What the exercise asks: Identify the lines holding "this" and copy them.

>> begin Records for the exercise

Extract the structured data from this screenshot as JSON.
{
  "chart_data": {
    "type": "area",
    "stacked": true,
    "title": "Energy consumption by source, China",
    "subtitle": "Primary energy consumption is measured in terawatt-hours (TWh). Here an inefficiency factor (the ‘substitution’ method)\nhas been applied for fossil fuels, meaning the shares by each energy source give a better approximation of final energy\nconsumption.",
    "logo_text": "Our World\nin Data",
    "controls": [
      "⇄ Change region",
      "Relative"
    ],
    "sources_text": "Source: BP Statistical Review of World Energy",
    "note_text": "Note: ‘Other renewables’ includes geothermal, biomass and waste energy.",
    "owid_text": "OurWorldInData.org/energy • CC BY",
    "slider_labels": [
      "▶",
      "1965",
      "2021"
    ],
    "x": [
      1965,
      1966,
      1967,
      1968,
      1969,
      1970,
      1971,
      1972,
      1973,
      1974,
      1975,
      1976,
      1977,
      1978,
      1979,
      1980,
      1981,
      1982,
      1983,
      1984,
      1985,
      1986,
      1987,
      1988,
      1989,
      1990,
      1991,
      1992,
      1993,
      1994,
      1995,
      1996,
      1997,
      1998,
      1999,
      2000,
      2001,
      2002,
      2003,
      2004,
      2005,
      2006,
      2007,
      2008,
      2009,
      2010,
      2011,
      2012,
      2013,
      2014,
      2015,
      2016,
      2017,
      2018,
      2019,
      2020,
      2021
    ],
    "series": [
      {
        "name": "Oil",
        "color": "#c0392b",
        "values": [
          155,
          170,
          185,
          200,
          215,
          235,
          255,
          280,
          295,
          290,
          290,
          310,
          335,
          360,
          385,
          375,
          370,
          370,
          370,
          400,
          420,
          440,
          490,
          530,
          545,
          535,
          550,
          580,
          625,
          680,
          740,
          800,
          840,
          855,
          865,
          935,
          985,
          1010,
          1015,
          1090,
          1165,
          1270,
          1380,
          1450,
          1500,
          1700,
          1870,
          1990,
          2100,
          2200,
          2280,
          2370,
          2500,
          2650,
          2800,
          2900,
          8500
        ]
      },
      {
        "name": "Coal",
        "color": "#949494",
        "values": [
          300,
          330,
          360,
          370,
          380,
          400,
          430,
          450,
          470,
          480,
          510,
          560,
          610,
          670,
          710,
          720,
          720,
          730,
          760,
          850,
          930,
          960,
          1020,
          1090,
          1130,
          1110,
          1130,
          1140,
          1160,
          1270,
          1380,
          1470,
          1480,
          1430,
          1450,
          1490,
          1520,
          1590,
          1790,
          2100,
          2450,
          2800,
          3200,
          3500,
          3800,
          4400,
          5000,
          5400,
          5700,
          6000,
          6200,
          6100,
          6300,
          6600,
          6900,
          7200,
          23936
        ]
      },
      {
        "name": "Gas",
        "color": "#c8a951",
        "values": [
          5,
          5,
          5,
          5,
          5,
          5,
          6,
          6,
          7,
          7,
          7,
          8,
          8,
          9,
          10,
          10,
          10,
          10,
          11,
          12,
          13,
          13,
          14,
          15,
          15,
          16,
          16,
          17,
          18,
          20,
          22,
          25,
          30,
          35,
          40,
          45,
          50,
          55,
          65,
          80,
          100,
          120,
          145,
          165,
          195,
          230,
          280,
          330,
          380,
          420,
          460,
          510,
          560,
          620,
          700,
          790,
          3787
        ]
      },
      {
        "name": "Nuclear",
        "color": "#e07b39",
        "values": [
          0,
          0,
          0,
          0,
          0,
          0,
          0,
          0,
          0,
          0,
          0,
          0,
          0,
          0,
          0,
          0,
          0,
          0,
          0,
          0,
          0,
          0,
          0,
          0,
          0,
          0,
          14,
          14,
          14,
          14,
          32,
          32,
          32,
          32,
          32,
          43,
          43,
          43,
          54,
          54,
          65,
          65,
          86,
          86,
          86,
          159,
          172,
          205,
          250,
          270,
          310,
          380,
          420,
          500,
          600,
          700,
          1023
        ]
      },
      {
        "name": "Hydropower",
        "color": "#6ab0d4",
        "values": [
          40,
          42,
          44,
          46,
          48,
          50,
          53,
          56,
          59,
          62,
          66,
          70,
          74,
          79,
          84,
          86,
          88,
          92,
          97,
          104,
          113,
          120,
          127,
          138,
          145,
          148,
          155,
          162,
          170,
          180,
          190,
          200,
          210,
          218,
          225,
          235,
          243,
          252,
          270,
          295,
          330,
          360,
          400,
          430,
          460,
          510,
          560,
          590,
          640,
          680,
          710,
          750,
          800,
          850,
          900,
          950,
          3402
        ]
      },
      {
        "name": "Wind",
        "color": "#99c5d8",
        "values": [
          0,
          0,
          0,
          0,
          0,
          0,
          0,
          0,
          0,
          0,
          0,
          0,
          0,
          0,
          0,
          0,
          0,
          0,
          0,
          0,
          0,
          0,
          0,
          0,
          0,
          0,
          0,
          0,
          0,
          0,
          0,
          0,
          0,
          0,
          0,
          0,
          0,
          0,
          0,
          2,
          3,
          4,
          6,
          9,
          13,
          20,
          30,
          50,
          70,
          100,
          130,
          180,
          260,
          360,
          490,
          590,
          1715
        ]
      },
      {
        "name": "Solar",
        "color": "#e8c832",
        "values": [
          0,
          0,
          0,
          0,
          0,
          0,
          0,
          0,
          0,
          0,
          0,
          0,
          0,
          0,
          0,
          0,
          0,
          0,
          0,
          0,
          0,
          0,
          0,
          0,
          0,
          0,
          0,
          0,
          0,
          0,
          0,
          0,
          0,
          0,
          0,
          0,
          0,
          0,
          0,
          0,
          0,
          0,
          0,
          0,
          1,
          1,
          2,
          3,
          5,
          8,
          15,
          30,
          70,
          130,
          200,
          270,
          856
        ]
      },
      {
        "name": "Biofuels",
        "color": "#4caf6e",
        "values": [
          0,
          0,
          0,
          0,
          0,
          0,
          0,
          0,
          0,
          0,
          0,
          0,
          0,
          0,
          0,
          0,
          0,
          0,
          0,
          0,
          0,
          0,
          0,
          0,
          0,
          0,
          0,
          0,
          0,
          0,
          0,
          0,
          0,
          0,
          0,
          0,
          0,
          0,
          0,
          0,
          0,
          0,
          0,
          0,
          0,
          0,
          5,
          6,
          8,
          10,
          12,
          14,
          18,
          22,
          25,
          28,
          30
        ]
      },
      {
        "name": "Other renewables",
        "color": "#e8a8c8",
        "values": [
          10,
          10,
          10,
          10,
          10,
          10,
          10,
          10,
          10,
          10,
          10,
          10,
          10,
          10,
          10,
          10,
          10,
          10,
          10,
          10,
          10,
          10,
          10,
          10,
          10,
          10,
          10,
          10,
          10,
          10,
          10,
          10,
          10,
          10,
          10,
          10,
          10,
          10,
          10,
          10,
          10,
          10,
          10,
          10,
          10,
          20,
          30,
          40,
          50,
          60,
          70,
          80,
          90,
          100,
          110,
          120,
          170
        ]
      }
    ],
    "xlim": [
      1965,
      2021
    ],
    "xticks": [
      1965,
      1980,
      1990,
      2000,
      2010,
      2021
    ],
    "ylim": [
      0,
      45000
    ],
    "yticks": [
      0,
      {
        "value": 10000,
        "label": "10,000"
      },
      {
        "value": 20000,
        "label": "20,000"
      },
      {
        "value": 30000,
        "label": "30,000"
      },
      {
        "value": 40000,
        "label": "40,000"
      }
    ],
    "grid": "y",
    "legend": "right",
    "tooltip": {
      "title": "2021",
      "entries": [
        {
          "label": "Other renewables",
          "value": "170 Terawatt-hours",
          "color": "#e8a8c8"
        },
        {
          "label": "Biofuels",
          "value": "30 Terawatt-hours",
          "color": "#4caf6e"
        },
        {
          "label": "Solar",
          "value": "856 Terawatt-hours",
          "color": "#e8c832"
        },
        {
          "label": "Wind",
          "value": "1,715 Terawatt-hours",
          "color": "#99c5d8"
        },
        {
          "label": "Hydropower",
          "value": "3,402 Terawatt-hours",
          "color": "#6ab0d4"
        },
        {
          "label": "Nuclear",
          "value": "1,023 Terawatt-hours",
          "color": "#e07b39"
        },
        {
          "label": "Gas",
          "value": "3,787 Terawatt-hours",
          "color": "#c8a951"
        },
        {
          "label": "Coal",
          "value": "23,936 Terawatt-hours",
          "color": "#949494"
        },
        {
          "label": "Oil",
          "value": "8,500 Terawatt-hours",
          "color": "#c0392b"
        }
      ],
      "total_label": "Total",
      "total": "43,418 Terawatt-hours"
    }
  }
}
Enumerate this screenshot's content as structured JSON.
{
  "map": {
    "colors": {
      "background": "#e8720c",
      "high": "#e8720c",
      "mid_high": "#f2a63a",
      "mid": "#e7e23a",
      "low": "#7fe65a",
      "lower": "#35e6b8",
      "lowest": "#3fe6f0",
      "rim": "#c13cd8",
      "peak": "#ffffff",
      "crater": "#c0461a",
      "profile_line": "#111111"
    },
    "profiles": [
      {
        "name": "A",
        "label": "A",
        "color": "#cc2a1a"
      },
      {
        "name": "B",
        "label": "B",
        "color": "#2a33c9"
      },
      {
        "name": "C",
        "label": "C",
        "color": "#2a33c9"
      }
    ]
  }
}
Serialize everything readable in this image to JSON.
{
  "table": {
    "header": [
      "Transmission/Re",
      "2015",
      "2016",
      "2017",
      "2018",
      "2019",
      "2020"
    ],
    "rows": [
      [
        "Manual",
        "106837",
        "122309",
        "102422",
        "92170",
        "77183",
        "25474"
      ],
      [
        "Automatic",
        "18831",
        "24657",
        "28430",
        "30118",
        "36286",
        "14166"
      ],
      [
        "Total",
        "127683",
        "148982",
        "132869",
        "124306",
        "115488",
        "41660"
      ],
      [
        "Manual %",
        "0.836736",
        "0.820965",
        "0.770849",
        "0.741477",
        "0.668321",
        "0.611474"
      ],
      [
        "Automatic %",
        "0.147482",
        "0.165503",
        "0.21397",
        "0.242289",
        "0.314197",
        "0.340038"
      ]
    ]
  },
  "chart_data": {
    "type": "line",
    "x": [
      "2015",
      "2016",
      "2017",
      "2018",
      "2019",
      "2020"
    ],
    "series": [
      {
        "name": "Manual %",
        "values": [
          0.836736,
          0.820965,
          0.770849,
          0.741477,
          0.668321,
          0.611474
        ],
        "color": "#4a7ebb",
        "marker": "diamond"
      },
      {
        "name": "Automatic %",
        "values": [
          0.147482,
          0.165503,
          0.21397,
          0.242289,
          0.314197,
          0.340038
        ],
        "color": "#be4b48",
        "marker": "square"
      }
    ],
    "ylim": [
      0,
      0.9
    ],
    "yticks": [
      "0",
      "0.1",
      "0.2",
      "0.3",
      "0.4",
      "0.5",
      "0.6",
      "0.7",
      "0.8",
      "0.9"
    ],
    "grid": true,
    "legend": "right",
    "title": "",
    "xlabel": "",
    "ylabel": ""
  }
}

>> end Records for the exercise

Task solution:
Extract the structured data from this screenshot as JSON.
Enumerate this screenshot's content as structured JSON.
Serialize everything readable in this image to JSON.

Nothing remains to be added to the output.